• [EXTRACTED MATERIAL]:
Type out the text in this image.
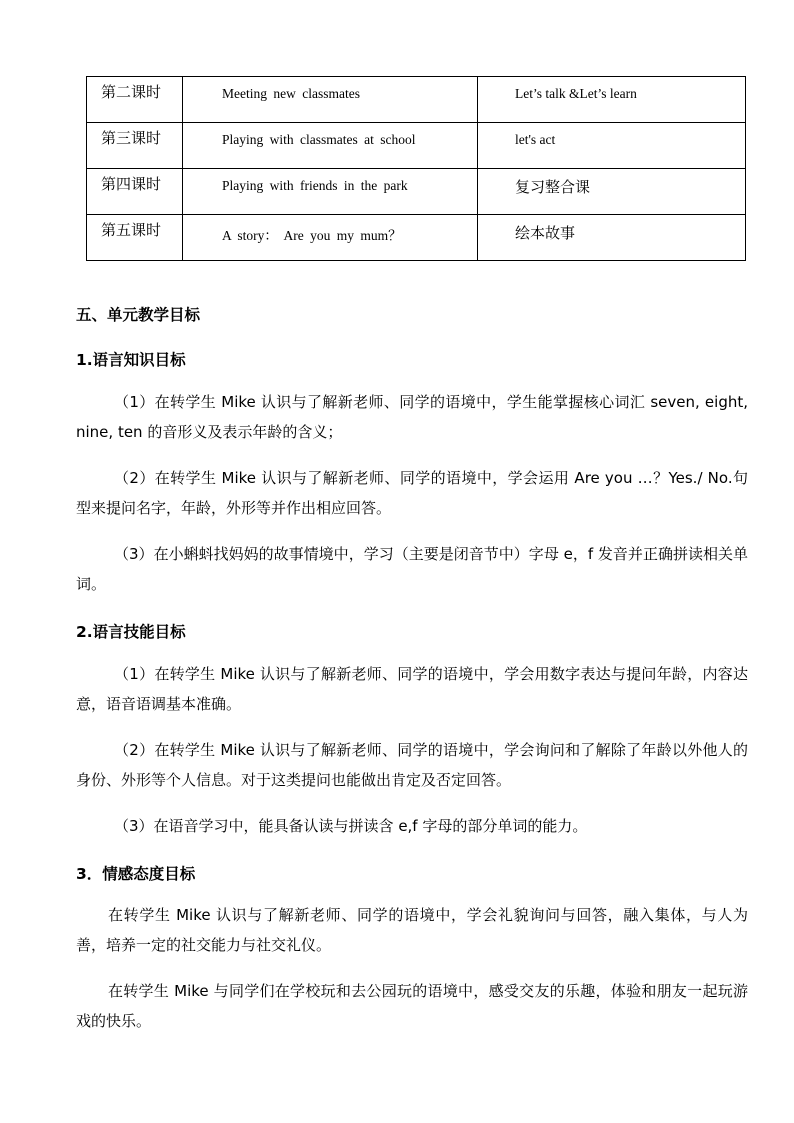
第二课时	Meeting new classmates	Let’s talk &Let’s learn

第三课时	Playing with classmates at school	let's act

第四课时	Playing with friends in the park	复习整合课

第五课时	A story： Are you my mum？	绘本故事
五、单元教学目标
1.语言知识目标
（1）在转学生 Mike 认识与了解新老师、同学的语境中，学生能掌握核心词汇 seven, eight, nine, ten 的音形义及表示年龄的含义；
（2）在转学生 Mike 认识与了解新老师、同学的语境中，学会运用 Are you …？Yes./ No.句型来提问名字，年龄，外形等并作出相应回答。
（3）在小蝌蚪找妈妈的故事情境中，学习（主要是闭音节中）字母 e，f 发音并正确拼读相关单词。
2.语言技能目标
（1）在转学生 Mike 认识与了解新老师、同学的语境中，学会用数字表达与提问年龄，内容达意，语音语调基本准确。
（2）在转学生 Mike 认识与了解新老师、同学的语境中，学会询问和了解除了年龄以外他人的身份、外形等个人信息。对于这类提问也能做出肯定及否定回答。
（3）在语音学习中，能具备认读与拼读含 e,f 字母的部分单词的能力。
3．情感态度目标
在转学生 Mike 认识与了解新老师、同学的语境中，学会礼貌询问与回答，融入集体，与人为善，培养一定的社交能力与社交礼仪。
在转学生 Mike 与同学们在学校玩和去公园玩的语境中，感受交友的乐趣，体验和朋友一起玩游戏的快乐。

• [WORK TO BE COMPLETED]: Take the listing and print it again exactly, but without any pictures.

• [TASK SOLUTION]:
Type out the text in this image.
第二课时	Meeting new classmates	Let’s talk &Let’s learn

第三课时	Playing with classmates at school	let's act

第四课时	Playing with friends in the park	复习整合课

第五课时	A story： Are you my mum？	绘本故事
五、单元教学目标
1.语言知识目标
（1）在转学生 Mike 认识与了解新老师、同学的语境中，学生能掌握核心词汇 seven, eight, nine, ten 的音形义及表示年龄的含义；
（2）在转学生 Mike 认识与了解新老师、同学的语境中，学会运用 Are you …？Yes./ No.句型来提问名字，年龄，外形等并作出相应回答。
（3）在小蝌蚪找妈妈的故事情境中，学习（主要是闭音节中）字母 e，f 发音并正确拼读相关单词。
2.语言技能目标
（1）在转学生 Mike 认识与了解新老师、同学的语境中，学会用数字表达与提问年龄，内容达意，语音语调基本准确。
（2）在转学生 Mike 认识与了解新老师、同学的语境中，学会询问和了解除了年龄以外他人的身份、外形等个人信息。对于这类提问也能做出肯定及否定回答。
（3）在语音学习中，能具备认读与拼读含 e,f 字母的部分单词的能力。
3．情感态度目标
在转学生 Mike 认识与了解新老师、同学的语境中，学会礼貌询问与回答，融入集体，与人为善，培养一定的社交能力与社交礼仪。
在转学生 Mike 与同学们在学校玩和去公园玩的语境中，感受交友的乐趣，体验和朋友一起玩游戏的快乐。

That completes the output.